### [GOAL OF THE EXERCISE]
Quote the full listing word for word.

*** DATA SUPPLIED

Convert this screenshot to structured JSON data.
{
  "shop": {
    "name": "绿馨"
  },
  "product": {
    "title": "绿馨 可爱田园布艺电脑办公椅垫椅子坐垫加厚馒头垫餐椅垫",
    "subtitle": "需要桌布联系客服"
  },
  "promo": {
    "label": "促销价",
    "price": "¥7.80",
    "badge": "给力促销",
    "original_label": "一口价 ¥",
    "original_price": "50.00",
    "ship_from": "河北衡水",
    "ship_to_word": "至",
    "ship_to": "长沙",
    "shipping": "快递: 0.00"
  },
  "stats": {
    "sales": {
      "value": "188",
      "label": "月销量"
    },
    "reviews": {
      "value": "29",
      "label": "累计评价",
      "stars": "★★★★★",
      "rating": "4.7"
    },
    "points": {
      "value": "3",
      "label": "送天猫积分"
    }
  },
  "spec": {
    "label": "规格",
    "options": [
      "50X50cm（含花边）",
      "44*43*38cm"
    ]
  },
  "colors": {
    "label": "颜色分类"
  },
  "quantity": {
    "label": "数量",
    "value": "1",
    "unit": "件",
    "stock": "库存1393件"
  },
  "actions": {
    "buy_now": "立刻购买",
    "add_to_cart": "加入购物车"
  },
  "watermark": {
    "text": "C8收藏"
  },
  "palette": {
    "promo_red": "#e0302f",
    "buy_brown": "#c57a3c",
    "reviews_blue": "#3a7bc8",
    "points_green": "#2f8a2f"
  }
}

******

### [SOLVED PROBLEM]
Convert this screenshot to structured JSON data.
{
  "shop": {
    "name": "绿馨"
  },
  "product": {
    "title": "绿馨 可爱田园布艺电脑办公椅垫椅子坐垫加厚馒头垫餐椅垫",
    "subtitle": "需要桌布联系客服"
  },
  "promo": {
    "label": "促销价",
    "price": "¥7.80",
    "badge": "给力促销",
    "original_label": "一口价 ¥",
    "original_price": "50.00",
    "ship_from": "河北衡水",
    "ship_to_word": "至",
    "ship_to": "长沙",
    "shipping": "快递: 0.00"
  },
  "stats": {
    "sales": {
      "value": "188",
      "label": "月销量"
    },
    "reviews": {
      "value": "29",
      "label": "累计评价",
      "stars": "★★★★★",
      "rating": "4.7"
    },
    "points": {
      "value": "3",
      "label": "送天猫积分"
    }
  },
  "spec": {
    "label": "规格",
    "options": [
      "50X50cm（含花边）",
      "44*43*38cm"
    ]
  },
  "colors": {
    "label": "颜色分类"
  },
  "quantity": {
    "label": "数量",
    "value": "1",
    "unit": "件",
    "stock": "库存1393件"
  },
  "actions": {
    "buy_now": "立刻购买",
    "add_to_cart": "加入购物车"
  },
  "watermark": {
    "text": "C8收藏"
  },
  "palette": {
    "promo_red": "#e0302f",
    "buy_brown": "#c57a3c",
    "reviews_blue": "#3a7bc8",
    "points_green": "#2f8a2f"
  }
}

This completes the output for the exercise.